Look through the listing for the word "Based". Copy each line that has it.

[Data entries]
=-=-=-=-=

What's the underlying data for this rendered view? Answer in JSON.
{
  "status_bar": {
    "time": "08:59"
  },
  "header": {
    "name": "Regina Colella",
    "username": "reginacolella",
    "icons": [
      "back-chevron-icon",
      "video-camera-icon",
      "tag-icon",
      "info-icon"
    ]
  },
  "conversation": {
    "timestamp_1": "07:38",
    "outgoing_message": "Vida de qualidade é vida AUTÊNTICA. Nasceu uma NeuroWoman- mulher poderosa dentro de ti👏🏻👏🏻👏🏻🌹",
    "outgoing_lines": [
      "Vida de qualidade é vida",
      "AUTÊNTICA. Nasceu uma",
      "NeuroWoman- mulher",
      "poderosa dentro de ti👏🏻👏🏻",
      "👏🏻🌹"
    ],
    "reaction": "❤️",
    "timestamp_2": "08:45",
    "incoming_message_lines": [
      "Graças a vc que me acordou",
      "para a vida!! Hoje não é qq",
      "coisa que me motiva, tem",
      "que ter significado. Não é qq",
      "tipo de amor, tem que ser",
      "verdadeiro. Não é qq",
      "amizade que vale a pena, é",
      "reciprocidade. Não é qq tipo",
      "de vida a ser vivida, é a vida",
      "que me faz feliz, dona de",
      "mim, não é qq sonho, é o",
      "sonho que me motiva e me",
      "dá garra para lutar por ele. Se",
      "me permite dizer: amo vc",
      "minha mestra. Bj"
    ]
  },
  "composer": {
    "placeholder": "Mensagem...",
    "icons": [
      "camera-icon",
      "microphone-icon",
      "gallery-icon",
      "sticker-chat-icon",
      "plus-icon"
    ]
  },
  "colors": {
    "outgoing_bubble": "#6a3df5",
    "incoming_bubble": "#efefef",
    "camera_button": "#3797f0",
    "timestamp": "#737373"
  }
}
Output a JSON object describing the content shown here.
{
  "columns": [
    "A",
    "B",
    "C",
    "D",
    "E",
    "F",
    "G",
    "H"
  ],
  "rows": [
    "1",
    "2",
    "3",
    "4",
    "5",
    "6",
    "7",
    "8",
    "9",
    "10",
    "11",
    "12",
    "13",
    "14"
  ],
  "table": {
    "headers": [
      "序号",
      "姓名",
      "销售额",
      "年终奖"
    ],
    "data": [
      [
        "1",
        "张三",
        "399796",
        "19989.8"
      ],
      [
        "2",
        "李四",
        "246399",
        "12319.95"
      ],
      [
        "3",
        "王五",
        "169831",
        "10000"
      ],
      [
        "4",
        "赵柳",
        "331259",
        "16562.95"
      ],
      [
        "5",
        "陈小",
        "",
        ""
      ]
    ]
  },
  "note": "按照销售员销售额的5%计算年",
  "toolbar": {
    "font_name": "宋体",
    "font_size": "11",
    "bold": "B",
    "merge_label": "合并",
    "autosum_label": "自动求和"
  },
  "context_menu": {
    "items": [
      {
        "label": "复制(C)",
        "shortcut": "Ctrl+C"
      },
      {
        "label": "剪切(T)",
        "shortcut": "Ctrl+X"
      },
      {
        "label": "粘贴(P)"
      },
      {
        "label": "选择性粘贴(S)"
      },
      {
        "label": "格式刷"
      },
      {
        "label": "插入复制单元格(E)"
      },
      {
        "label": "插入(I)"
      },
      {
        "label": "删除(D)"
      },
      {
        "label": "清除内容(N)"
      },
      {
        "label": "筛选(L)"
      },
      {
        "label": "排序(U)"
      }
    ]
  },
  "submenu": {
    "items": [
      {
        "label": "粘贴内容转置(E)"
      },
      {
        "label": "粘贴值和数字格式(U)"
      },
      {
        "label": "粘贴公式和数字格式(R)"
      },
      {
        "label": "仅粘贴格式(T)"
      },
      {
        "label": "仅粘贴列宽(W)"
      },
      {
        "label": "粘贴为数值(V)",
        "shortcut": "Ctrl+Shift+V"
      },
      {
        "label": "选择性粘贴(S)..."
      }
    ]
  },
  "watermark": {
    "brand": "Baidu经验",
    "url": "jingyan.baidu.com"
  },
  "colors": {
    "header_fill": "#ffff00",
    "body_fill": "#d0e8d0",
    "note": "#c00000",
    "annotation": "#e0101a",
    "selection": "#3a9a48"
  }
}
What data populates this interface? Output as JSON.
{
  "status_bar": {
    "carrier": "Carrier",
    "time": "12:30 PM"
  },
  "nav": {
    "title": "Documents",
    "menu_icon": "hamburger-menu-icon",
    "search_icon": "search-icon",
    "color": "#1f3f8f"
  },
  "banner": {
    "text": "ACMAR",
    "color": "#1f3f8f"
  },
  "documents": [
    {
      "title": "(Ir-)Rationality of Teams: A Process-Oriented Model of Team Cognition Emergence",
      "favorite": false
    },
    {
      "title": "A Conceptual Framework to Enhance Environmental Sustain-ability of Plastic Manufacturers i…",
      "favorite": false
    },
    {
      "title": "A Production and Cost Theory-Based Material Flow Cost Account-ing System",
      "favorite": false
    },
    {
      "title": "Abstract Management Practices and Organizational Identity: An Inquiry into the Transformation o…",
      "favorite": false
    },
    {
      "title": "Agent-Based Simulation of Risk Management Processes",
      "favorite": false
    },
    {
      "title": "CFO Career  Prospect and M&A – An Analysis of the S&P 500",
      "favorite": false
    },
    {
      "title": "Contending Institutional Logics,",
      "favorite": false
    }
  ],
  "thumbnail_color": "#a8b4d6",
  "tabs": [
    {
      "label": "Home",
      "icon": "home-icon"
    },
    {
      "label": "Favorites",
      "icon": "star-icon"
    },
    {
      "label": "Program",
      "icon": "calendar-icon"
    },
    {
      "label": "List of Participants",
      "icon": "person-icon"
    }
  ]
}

=-=-=-=-=

Reply:
      "title": "A Production and Cost Theory-Based Material Flow Cost Account-ing System",
      "title": "Agent-Based Simulation of Risk Management Processes",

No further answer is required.